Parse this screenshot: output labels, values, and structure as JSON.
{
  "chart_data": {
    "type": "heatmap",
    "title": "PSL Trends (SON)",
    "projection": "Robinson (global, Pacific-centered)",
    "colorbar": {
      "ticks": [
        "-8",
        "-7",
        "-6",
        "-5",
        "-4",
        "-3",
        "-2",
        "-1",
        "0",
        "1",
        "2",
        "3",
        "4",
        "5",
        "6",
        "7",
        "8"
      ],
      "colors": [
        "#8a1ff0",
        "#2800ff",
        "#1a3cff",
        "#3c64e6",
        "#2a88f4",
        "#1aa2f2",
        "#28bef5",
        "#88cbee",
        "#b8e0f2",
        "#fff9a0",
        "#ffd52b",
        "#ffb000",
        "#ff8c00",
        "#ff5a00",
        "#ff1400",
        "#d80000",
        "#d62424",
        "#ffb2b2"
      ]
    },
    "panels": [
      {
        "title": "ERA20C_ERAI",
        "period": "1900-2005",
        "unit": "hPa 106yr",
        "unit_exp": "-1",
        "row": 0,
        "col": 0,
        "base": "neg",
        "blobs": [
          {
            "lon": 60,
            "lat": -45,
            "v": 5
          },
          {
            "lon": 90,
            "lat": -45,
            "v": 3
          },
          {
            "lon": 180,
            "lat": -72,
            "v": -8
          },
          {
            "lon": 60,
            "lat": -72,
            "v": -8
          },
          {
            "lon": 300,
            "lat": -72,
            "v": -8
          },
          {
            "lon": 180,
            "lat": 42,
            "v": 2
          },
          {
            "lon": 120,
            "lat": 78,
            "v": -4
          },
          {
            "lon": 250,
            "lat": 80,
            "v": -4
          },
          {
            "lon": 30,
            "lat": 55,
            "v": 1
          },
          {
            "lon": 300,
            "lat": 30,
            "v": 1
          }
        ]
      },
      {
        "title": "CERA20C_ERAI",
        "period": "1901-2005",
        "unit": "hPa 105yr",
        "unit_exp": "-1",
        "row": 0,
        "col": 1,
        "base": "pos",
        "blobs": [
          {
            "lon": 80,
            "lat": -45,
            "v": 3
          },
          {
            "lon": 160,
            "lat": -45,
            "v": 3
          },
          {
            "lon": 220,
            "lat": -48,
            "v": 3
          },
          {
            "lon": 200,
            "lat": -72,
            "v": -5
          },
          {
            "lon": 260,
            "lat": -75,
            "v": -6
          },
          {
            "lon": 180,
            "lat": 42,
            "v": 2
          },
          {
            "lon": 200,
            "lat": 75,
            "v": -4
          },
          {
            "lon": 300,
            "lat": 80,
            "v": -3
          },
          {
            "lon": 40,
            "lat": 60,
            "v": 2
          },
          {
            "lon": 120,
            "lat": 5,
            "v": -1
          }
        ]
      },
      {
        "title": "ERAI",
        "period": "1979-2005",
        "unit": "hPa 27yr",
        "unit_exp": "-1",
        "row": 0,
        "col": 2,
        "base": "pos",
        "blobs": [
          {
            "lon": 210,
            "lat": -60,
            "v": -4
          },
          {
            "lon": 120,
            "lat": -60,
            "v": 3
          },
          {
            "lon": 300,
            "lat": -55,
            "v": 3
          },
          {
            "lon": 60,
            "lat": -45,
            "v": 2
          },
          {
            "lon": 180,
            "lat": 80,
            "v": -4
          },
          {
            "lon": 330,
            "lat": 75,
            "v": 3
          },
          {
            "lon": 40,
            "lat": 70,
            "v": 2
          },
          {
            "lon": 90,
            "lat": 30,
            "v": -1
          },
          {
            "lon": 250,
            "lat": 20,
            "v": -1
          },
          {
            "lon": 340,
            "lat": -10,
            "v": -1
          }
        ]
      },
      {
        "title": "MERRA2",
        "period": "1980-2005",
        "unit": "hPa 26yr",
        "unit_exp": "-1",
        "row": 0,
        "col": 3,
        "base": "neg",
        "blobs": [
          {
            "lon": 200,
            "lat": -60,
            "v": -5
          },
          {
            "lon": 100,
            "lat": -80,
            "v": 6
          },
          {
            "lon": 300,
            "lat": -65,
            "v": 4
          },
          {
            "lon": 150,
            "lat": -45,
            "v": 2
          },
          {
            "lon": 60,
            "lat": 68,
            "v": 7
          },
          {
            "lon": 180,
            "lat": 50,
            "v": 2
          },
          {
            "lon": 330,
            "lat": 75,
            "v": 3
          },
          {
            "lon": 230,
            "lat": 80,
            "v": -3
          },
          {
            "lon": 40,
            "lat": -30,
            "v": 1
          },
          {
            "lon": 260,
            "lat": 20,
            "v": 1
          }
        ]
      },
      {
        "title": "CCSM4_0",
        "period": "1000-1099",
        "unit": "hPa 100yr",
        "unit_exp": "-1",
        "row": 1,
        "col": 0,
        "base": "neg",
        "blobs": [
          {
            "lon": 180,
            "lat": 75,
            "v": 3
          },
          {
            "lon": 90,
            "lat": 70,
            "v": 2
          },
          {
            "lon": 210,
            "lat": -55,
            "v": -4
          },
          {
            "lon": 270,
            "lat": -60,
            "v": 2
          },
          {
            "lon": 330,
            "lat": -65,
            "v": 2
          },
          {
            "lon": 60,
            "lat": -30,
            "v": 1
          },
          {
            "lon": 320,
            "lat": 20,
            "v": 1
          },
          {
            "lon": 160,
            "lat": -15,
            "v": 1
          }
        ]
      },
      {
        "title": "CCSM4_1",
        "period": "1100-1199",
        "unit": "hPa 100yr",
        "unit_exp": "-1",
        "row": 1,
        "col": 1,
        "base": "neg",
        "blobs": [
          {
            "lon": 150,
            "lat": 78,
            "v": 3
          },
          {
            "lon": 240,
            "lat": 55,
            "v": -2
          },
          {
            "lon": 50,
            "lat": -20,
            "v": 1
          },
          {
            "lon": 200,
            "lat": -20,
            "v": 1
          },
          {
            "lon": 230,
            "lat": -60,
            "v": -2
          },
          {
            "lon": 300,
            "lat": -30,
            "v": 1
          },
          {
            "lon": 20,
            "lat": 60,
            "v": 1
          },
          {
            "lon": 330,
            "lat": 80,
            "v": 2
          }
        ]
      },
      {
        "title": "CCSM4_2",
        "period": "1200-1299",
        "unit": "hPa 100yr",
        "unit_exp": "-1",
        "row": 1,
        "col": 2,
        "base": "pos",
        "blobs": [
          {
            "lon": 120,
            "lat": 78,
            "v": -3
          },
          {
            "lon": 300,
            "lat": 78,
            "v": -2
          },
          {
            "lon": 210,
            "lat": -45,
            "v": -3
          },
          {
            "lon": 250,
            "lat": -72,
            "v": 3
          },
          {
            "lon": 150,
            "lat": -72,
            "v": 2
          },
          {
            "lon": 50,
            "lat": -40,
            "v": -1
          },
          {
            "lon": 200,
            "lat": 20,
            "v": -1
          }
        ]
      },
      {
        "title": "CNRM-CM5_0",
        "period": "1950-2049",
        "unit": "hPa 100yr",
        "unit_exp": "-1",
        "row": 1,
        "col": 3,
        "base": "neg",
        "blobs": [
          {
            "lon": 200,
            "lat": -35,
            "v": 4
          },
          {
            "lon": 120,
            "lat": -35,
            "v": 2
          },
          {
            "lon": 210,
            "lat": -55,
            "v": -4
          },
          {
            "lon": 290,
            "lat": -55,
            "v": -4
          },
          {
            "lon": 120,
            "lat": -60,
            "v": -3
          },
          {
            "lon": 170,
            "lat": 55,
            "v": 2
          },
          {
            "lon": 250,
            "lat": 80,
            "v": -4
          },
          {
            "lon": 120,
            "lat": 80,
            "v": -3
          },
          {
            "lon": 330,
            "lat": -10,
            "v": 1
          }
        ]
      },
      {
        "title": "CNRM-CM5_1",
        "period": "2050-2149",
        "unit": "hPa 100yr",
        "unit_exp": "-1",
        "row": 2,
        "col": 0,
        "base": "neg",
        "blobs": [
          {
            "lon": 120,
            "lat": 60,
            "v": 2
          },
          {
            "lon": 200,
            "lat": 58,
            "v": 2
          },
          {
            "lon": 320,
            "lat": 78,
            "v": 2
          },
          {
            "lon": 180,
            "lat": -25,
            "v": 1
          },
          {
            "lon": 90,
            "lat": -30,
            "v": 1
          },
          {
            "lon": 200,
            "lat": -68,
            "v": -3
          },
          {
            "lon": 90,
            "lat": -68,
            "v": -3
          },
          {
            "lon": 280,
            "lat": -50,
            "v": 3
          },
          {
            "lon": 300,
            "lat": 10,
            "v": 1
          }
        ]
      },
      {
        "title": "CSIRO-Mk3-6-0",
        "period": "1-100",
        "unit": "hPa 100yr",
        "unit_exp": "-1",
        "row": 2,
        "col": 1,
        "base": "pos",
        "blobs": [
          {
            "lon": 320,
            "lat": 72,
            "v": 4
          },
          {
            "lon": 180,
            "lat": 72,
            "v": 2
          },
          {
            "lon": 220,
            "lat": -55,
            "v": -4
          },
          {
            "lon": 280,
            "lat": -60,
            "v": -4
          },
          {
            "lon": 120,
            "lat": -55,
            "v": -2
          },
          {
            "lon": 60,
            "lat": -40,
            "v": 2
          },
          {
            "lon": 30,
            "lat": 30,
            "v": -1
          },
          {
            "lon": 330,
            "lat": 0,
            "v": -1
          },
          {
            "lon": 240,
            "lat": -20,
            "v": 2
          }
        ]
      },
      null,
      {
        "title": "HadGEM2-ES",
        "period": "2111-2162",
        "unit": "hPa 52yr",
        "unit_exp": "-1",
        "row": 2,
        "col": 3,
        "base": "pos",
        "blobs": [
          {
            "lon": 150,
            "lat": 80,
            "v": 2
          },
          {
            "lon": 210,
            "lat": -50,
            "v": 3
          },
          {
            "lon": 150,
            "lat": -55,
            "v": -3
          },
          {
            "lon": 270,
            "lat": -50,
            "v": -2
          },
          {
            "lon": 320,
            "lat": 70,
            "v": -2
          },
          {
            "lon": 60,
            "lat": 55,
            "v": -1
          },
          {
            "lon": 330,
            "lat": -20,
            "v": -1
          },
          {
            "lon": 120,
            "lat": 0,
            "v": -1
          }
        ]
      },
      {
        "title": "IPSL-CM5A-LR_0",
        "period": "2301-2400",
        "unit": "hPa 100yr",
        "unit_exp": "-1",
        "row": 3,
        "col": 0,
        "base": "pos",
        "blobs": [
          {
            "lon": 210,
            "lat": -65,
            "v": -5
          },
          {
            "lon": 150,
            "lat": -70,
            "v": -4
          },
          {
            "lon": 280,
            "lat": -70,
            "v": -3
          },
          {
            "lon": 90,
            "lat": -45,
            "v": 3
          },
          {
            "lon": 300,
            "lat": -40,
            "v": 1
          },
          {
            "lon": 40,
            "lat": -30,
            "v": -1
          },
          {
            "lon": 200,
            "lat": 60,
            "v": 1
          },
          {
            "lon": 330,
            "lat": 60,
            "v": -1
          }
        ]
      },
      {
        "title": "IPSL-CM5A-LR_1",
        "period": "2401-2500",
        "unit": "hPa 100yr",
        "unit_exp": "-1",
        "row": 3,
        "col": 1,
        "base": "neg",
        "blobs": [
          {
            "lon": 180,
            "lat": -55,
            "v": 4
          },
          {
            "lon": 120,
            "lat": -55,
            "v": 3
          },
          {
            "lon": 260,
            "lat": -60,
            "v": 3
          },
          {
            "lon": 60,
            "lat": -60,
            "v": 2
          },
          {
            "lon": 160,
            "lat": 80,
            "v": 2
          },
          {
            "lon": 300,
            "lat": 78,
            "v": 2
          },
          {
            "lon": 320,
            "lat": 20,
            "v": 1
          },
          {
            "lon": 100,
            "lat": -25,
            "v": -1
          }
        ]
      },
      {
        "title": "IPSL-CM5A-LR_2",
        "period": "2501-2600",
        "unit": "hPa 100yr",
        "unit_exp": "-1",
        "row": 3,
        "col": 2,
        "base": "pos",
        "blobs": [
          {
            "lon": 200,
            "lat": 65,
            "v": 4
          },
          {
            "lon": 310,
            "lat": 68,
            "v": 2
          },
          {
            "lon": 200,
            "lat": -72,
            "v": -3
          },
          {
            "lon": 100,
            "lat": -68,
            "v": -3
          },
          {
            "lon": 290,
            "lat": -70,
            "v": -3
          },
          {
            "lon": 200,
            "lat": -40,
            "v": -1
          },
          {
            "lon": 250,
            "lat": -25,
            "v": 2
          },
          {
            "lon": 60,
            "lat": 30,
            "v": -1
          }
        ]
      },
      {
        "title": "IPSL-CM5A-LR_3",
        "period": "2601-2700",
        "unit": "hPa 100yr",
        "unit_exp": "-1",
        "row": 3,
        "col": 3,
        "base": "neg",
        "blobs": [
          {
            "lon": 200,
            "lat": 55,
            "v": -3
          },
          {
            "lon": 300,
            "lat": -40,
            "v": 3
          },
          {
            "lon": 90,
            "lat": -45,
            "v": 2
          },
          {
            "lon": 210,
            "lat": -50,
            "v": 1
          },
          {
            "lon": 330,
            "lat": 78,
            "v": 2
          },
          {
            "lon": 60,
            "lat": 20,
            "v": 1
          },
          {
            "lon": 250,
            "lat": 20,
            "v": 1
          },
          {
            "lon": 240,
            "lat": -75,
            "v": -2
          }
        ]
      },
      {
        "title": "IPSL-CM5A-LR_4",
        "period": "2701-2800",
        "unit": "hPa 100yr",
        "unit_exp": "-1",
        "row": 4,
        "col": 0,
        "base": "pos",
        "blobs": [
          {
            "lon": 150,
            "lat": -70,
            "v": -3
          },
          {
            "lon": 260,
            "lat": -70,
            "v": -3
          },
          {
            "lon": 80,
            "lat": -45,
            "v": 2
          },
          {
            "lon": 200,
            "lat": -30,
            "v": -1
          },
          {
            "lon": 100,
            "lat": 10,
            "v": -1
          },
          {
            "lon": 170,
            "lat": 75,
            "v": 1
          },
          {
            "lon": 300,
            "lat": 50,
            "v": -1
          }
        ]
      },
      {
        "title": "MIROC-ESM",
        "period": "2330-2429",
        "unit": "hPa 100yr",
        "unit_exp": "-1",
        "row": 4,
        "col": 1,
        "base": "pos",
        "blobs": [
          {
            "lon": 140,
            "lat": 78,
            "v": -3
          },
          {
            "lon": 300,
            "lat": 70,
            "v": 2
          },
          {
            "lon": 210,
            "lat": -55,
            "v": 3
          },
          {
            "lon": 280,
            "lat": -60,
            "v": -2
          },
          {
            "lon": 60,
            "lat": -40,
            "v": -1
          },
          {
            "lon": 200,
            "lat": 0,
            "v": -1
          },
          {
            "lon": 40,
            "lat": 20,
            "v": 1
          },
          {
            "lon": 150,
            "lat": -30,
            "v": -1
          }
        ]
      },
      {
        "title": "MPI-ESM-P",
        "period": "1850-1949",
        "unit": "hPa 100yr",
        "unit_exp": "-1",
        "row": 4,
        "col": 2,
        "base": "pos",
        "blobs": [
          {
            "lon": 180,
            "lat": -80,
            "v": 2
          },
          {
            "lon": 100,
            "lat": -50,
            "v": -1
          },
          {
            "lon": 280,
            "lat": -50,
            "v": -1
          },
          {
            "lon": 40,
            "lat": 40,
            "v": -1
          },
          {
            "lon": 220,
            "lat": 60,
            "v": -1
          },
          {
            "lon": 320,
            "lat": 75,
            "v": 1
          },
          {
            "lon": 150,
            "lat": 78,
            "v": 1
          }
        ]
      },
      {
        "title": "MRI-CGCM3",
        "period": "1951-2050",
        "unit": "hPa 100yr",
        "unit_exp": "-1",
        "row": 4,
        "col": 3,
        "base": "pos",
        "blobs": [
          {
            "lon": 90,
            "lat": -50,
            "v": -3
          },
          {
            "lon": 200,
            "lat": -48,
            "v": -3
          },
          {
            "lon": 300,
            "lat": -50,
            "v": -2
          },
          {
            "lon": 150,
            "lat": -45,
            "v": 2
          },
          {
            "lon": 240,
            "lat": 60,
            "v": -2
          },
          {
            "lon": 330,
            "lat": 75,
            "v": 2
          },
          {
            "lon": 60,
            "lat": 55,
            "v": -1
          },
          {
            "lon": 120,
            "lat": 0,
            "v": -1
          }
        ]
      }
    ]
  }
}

====

Pick every line with "IPSL" in it and copy it.

        "title": "IPSL-CM5A-LR_0",
        "title": "IPSL-CM5A-LR_1",
        "title": "IPSL-CM5A-LR_2",
        "title": "IPSL-CM5A-LR_3",
        "title": "IPSL-CM5A-LR_4",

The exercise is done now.